From the listing below, pull out the lines that hold "total".

-.-.-

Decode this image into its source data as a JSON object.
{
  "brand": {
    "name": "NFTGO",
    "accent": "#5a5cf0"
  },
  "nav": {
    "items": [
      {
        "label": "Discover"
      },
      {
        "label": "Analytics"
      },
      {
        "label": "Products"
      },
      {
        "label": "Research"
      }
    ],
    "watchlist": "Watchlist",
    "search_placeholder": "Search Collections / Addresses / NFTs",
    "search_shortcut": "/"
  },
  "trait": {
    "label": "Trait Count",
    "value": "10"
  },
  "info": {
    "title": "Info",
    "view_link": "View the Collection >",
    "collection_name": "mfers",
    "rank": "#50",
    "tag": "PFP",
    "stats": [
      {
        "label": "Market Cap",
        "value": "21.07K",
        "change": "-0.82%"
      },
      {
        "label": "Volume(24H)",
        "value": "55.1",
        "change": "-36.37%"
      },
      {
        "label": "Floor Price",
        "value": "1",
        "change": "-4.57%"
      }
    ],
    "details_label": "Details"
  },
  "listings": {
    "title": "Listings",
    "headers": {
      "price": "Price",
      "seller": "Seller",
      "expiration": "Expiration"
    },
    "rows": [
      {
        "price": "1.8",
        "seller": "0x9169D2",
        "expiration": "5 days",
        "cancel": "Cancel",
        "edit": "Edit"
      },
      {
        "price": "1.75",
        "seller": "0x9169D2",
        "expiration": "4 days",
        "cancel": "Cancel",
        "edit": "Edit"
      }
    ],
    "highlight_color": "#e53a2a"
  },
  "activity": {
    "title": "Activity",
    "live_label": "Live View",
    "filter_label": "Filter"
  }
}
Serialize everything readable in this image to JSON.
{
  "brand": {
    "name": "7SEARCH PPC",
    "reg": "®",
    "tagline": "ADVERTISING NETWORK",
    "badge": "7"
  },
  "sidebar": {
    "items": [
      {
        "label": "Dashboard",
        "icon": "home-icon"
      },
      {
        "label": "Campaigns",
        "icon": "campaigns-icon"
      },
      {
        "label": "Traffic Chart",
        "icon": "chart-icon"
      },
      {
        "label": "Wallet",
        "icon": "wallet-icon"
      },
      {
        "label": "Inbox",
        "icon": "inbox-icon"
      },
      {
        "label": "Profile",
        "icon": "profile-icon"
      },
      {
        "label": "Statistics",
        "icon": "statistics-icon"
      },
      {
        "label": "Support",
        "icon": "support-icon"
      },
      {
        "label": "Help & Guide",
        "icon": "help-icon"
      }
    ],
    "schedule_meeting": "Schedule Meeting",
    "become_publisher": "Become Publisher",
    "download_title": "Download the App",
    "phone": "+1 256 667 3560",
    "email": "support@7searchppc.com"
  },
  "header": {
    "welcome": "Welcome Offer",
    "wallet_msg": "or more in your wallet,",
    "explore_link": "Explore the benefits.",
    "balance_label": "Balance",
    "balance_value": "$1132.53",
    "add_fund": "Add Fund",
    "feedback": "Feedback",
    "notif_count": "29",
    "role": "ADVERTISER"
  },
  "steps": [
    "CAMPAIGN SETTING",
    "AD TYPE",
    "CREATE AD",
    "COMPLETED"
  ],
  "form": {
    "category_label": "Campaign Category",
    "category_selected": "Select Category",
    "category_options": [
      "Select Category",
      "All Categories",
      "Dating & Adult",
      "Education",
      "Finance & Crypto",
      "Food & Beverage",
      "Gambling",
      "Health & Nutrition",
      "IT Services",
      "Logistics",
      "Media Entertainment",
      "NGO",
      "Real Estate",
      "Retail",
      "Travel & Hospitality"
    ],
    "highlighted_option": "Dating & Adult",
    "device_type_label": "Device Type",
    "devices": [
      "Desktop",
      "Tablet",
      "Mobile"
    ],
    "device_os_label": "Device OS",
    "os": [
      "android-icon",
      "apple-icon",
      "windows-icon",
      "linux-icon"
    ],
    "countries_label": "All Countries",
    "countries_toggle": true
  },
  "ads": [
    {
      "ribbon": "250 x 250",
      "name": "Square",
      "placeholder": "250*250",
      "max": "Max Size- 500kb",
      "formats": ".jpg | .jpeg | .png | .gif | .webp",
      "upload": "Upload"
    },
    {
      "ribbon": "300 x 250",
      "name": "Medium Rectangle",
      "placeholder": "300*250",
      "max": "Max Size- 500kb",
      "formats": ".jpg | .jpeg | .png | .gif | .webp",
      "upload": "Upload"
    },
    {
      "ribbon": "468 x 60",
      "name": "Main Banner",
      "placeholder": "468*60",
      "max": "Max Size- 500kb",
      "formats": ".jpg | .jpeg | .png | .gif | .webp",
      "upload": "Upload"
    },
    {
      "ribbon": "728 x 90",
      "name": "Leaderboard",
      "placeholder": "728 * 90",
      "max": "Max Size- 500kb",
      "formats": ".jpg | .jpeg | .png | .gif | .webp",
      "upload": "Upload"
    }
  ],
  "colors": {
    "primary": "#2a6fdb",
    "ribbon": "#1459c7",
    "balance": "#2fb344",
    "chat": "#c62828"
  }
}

-.-.-

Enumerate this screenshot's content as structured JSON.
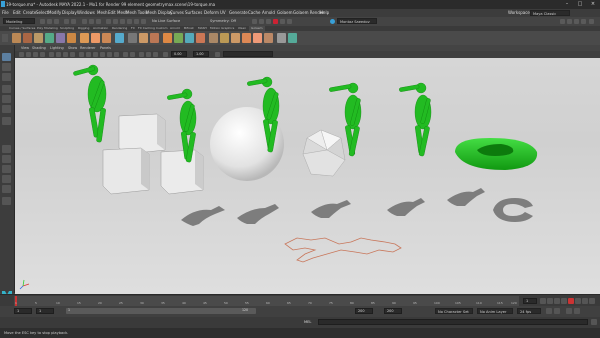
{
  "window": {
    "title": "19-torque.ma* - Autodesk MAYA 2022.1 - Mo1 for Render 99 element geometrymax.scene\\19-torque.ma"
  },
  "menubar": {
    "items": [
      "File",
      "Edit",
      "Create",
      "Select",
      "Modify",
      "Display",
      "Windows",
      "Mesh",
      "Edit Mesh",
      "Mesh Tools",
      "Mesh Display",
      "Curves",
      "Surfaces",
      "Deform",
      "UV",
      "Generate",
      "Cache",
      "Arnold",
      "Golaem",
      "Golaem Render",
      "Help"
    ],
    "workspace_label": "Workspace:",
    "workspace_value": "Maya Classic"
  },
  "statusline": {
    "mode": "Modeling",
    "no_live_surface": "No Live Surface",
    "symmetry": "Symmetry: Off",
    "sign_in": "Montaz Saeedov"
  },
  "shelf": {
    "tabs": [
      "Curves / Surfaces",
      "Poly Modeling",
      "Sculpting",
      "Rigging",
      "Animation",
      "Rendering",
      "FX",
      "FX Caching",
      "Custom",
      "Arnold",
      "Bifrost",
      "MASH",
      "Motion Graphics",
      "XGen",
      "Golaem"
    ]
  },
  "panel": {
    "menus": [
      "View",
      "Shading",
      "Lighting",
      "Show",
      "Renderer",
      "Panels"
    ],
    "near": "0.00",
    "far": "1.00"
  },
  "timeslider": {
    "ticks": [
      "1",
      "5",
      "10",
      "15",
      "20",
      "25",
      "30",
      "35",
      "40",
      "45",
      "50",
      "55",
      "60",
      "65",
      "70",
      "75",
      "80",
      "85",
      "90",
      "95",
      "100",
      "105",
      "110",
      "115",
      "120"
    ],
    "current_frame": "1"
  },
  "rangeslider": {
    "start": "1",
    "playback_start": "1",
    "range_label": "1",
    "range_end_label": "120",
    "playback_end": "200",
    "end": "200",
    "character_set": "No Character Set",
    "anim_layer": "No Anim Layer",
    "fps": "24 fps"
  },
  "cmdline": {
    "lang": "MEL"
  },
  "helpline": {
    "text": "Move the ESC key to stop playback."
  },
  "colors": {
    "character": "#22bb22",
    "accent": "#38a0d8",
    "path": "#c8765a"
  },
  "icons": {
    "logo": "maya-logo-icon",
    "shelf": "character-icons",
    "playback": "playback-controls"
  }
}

-.-.-

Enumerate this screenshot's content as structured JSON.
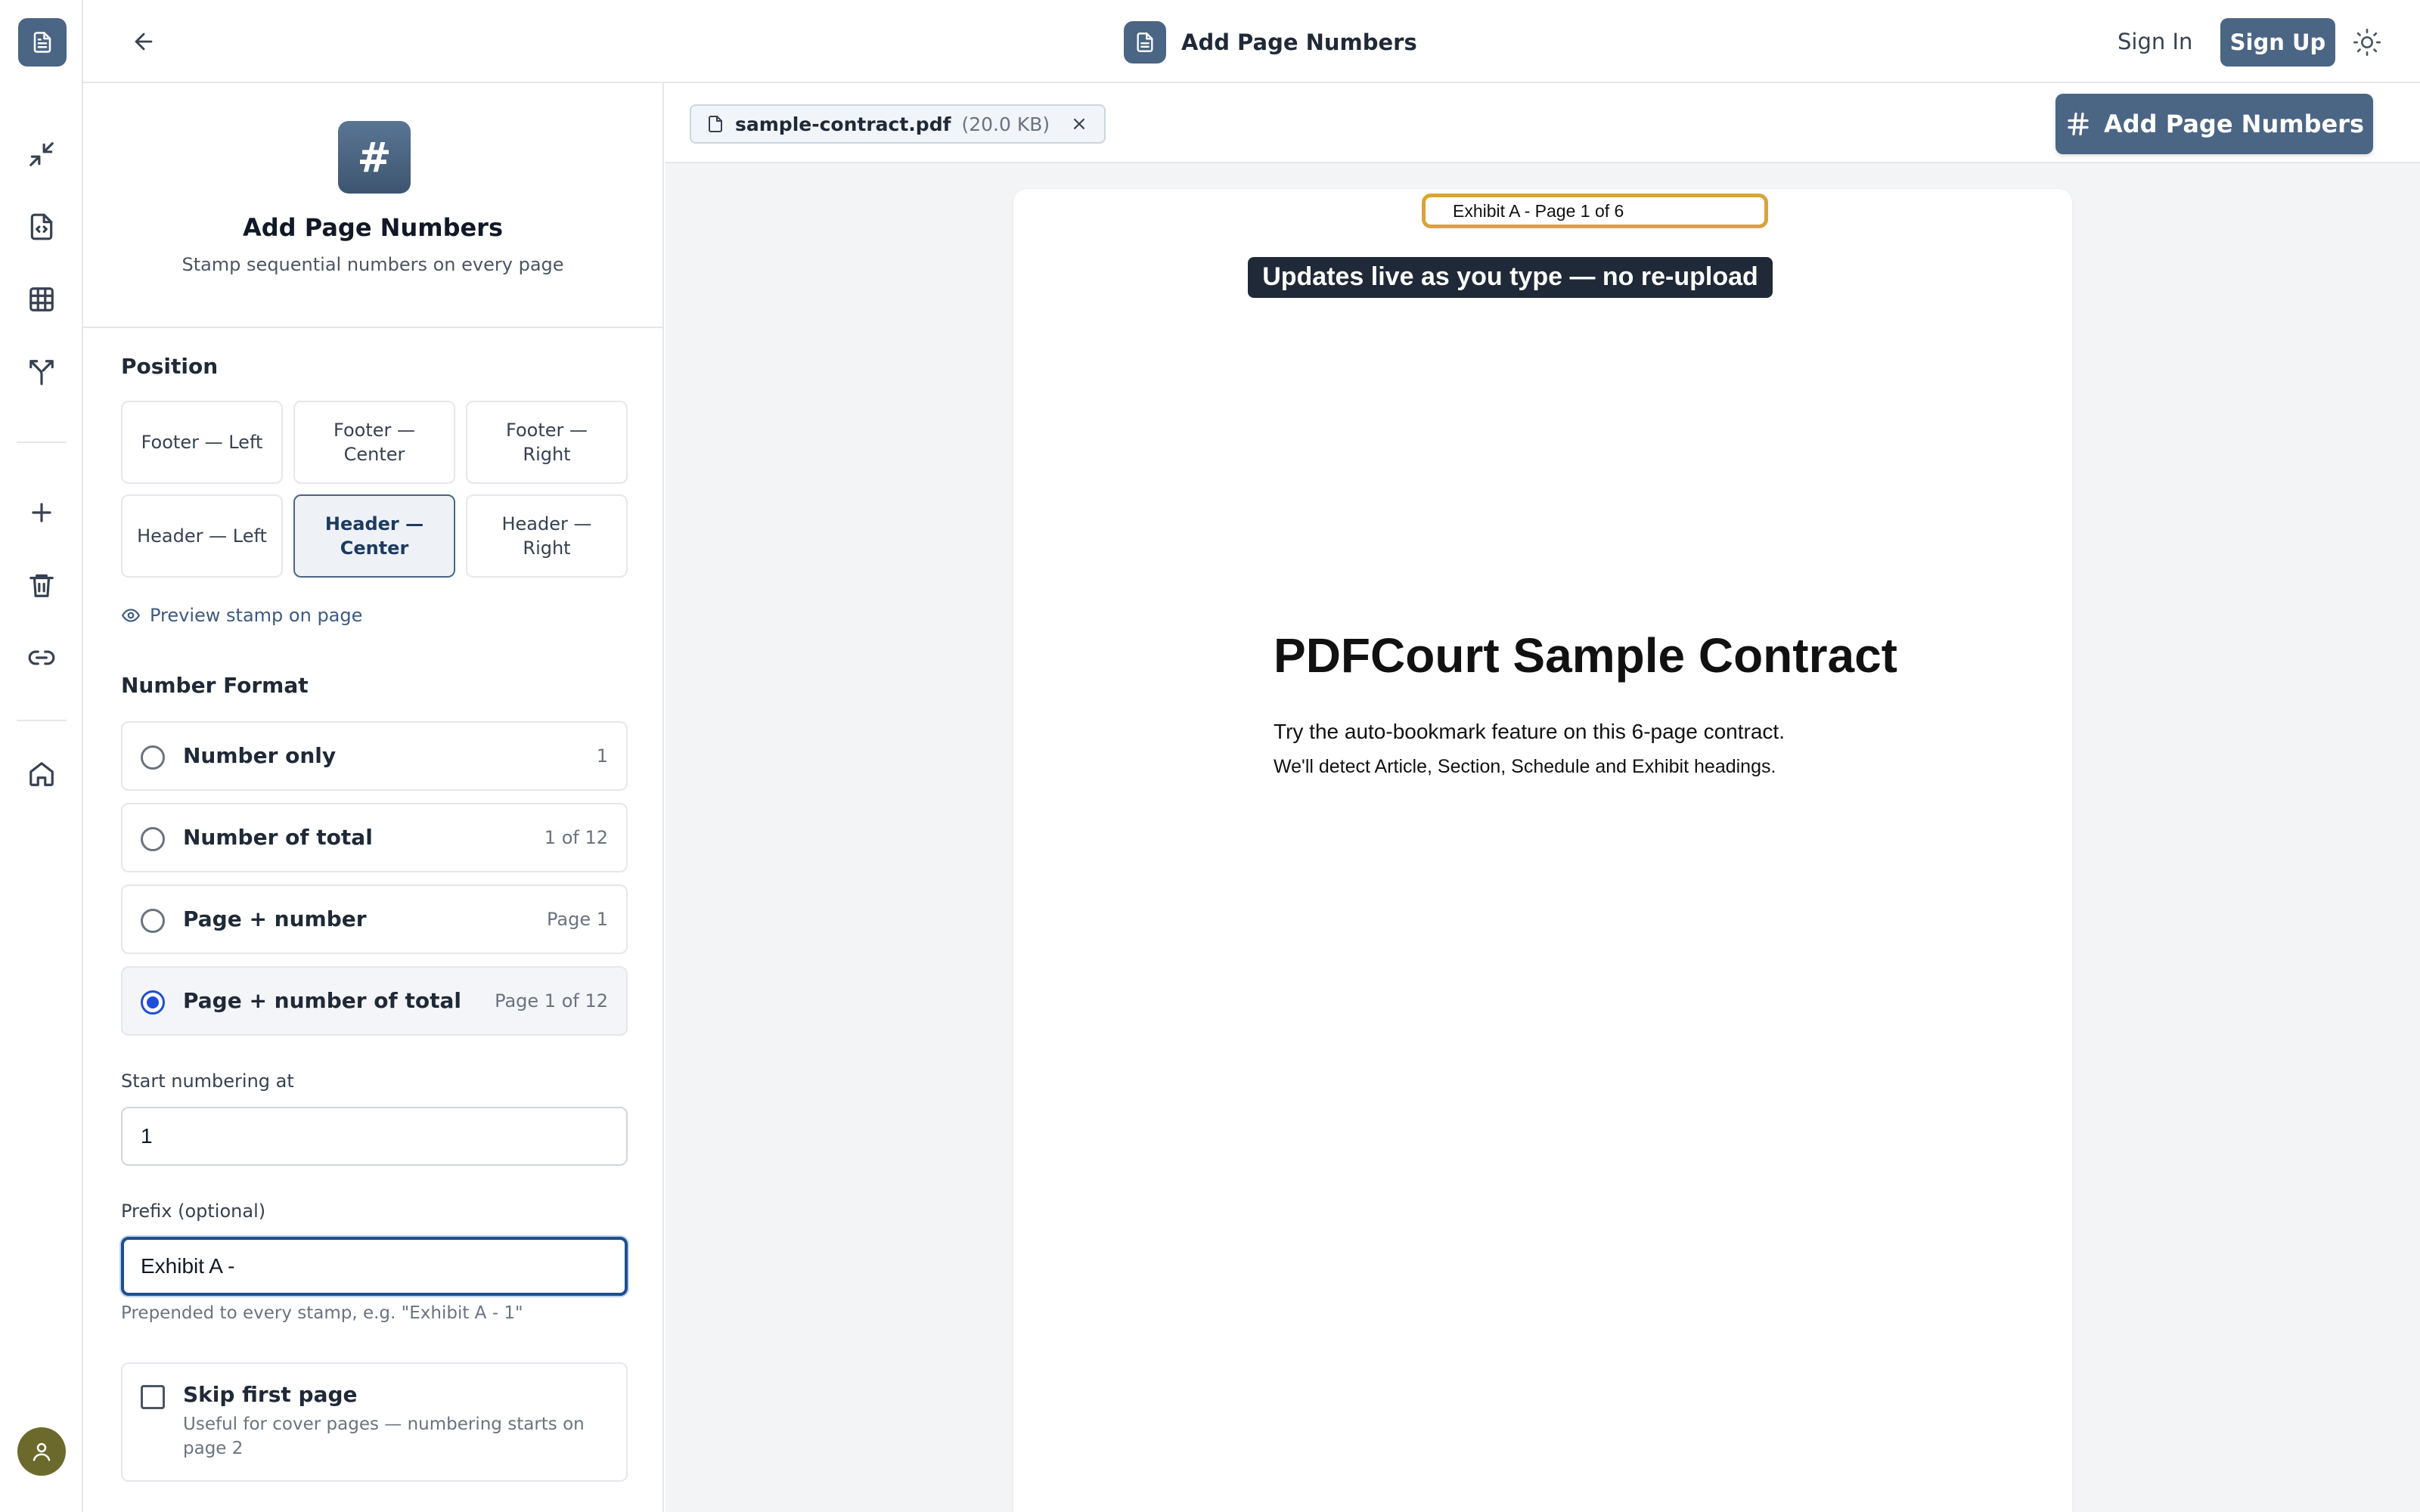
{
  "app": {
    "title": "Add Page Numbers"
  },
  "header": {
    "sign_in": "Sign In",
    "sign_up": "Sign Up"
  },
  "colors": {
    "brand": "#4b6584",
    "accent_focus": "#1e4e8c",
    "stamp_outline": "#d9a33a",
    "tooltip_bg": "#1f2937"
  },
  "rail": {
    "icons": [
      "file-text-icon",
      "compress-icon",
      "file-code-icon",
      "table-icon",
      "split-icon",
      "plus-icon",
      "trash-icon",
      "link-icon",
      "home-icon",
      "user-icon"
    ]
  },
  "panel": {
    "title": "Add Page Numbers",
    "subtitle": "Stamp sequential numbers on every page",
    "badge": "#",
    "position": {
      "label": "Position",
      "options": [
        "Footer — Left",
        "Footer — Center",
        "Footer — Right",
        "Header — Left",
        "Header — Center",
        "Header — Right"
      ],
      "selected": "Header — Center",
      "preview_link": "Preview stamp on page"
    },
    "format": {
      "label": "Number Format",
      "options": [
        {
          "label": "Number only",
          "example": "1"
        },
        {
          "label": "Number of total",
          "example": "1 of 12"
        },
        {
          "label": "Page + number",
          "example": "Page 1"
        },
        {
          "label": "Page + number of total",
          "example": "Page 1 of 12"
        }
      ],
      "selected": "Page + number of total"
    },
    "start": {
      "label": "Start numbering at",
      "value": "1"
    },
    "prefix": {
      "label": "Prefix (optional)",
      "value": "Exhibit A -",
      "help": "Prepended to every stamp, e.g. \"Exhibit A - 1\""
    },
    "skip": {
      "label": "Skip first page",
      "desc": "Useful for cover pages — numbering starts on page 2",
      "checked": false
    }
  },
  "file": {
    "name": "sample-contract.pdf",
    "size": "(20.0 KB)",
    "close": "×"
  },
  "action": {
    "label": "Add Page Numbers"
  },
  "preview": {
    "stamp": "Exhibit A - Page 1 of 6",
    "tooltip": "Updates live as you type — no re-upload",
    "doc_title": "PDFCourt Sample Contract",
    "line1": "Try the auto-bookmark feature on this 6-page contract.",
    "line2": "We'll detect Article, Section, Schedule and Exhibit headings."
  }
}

-.-.-

- Completed task:
          "label": "Number of total",
          "label": "Page + number of total",
      "selected": "Page + number of total"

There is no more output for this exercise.